Continue the Roman legal passage on adultery and the manumission of slaves from the point where it stops.

_GIVEN PASSAGE_
--------------------
Ulpianus, On Adultery, Book III. The judges must determine the measure of torture, and therefore it should be inflicted in such a way that the slave may be preserved either for his acquittal, or his punishment.
Ex libro IV
Ulpianus, On Adultery, Book V. The legislator had in view that slaves should not by manumission be released from liability to torture; and therefore he forbade them to be manumitted, and prescribed a certain term within which it would not be lawful to set them free. 1Therefore, a woman who is separated from her husband is forbidden, under any circumstances, to manumit or alienate any of her slaves, because in the words of the law, “She cannot either manumit or alienate a slave who was not employed in her personal service, or on her land, or in the province,” which is, to a certain extent, a hardship, but it is the law. 2And even if the woman, after a divorce, purchases a slave, or obtains one in any way, she cannot manumit him under the provisions of the law. Sextus Cæcilius also mentions this. 3A father, however, whose daughter is under his control, is only forbidden to manumit or alienate such slaves as have been given to his daughter for her personal service. 4The law also prohibits a mother from manumitting or alienating any slaves which she has given for the service of her daughter. 5It also forbids a grandfather and grandmother fo manumit their slaves, as the intention of the law is that they also may be subjected to torture. 6Sextus Cæcilius very properly holds that the time prescribed by the law for alienating or manumitting slaves is too short. For he says, suppose a woman has been accused of adultery within the sixty days; how can the trial for adultery readily take place, so as to be concluded within the said sixty days? Still, according to the terms of the law the woman, even though she has been accused of adultery, is permitted, after this time, to manumit the slave who is suspected of having committed adultery with her, or another slave who should be put to torture. And, indeed, relief should be granted in this instance, so that slaves wlio are indicated as guilty, or who have knowledge of the crime, may not be manumitted before the trial is ended. 7If the father or mother of the woman should die within the sixty days, they can neither manumit nor alienate any of the slaves whom they have given to the daughter for her personal service.
--------------------
_RECORDS_

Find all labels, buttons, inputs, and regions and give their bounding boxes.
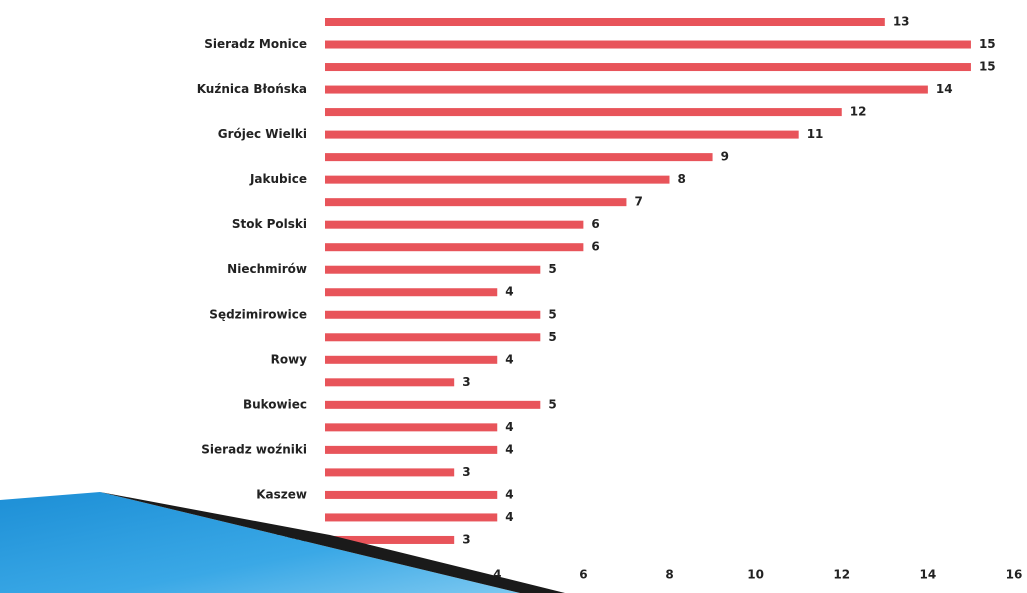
- bar: [325, 355, 498, 364]
- value-label: 15: [979, 60, 996, 74]
- y-tick-label: Bukowiec: [243, 397, 307, 411]
- value-label: 12: [850, 105, 867, 119]
- value-label: 4: [505, 510, 513, 524]
- value-label: 7: [634, 195, 642, 209]
- value-label: 4: [505, 285, 513, 299]
- bar: [325, 108, 842, 117]
- value-label: 4: [505, 442, 513, 456]
- value-label: 4: [505, 352, 513, 366]
- bar: [325, 175, 670, 184]
- bar: [325, 130, 799, 139]
- y-tick-label: Sieradz woźniki: [201, 442, 307, 456]
- value-label: 15: [979, 37, 996, 51]
- plot-area: 024681012141613Sieradz Monice1515Kuźnica…: [197, 15, 1023, 582]
- bar: [325, 63, 971, 72]
- bar: [325, 198, 627, 207]
- bar: [325, 333, 541, 342]
- bar: [325, 445, 498, 454]
- bar: [325, 400, 541, 409]
- bar: [325, 468, 455, 477]
- value-label: 11: [807, 127, 824, 141]
- value-label: 6: [591, 217, 599, 231]
- bar: [325, 85, 928, 94]
- y-tick-label: Jakubice: [249, 172, 307, 186]
- x-tick-label: 12: [833, 568, 850, 582]
- bar: [325, 18, 885, 26]
- bar: [325, 490, 498, 499]
- value-label: 13: [893, 15, 910, 29]
- value-label: 14: [936, 82, 953, 96]
- y-tick-label: Grójec Wielki: [218, 127, 307, 141]
- decoration: [0, 492, 565, 593]
- y-tick-label: Sędzimirowice: [209, 307, 307, 321]
- bar: [325, 378, 455, 387]
- value-label: 3: [462, 375, 470, 389]
- y-tick-label: Niechmirów: [227, 262, 307, 276]
- x-tick-label: 6: [579, 568, 587, 582]
- y-tick-label: Stok Polski: [232, 217, 307, 231]
- blue-shape: [0, 492, 520, 593]
- y-tick-label: Kaszew: [256, 487, 307, 501]
- y-tick-label: Kuźnica Błońska: [197, 82, 307, 96]
- value-label: 5: [548, 262, 556, 276]
- value-label: 5: [548, 307, 556, 321]
- value-label: 9: [721, 150, 729, 164]
- bar: [325, 40, 971, 49]
- x-tick-label: 16: [1006, 568, 1023, 582]
- y-tick-label: Rowy: [271, 352, 308, 366]
- bar: [325, 265, 541, 274]
- value-label: 3: [462, 532, 470, 546]
- value-label: 3: [462, 465, 470, 479]
- value-label: 4: [505, 487, 513, 501]
- value-label: 5: [548, 397, 556, 411]
- value-label: 8: [678, 172, 686, 186]
- dark-wedge: [100, 492, 565, 593]
- bar: [325, 513, 498, 522]
- bar: [325, 288, 498, 297]
- value-label: 4: [505, 420, 513, 434]
- bar: [325, 535, 455, 544]
- y-tick-label: Sieradz Monice: [204, 37, 307, 51]
- value-label: 5: [548, 330, 556, 344]
- x-tick-label: 4: [493, 568, 501, 582]
- bar: [325, 153, 713, 162]
- bar: [325, 310, 541, 319]
- x-tick-label: 10: [747, 568, 764, 582]
- bar: [325, 243, 584, 252]
- x-tick-label: 8: [665, 568, 673, 582]
- x-tick-label: 14: [920, 568, 937, 582]
- bar: [325, 423, 498, 432]
- value-label: 6: [591, 240, 599, 254]
- bar: [325, 220, 584, 229]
--------------------
_ANSWER TO THE TASK_
Ulpianus, On Adultery, Book IV. If a husband should die within the sixty days, let us see whether the woman can manumit or alienate the slaves above referred to. I do not think that she can do so, although she may have no other accuser than her husband, as the father of the latter can accuse her. 1The law simply prohibits a woman from manumitting her slaves within sixty days after the divorce. 2Manumission is also prohibited whether she is divorced or repudiated. 3If the marriage is dissolved by the death of the husband, or on account of any penalty to which he has rendered himself liable, manumission will not be prevented. 4Even if the marriage is terminated by agreement, it is held that manumission or alienation is not prevented. 5When the woman, during the existence of the marriage but while she is contemplating divorce, manumits or alienates a slave, and this is established by conclusive evidence, the alienation or manumission will not be valid, as having been done to evade the law. 6We must understand every kind of alienation to be meant.
Ulpianus, On Adultery, Book IV. Anyone who lends the house of a friend is also liable. 1Where anyone encourages the commission of debauchery in a field, or in a bath, he should be included in the law. 2When, however, persons are accustomed to assemble in some house for the purpose of making arrangements to commit adultery, even if it was not committed in that place, still, the owner is considered to have lent his house for the commission of debauchery or adultery, because these offences would not have been perpetrated if these meetings had not taken place.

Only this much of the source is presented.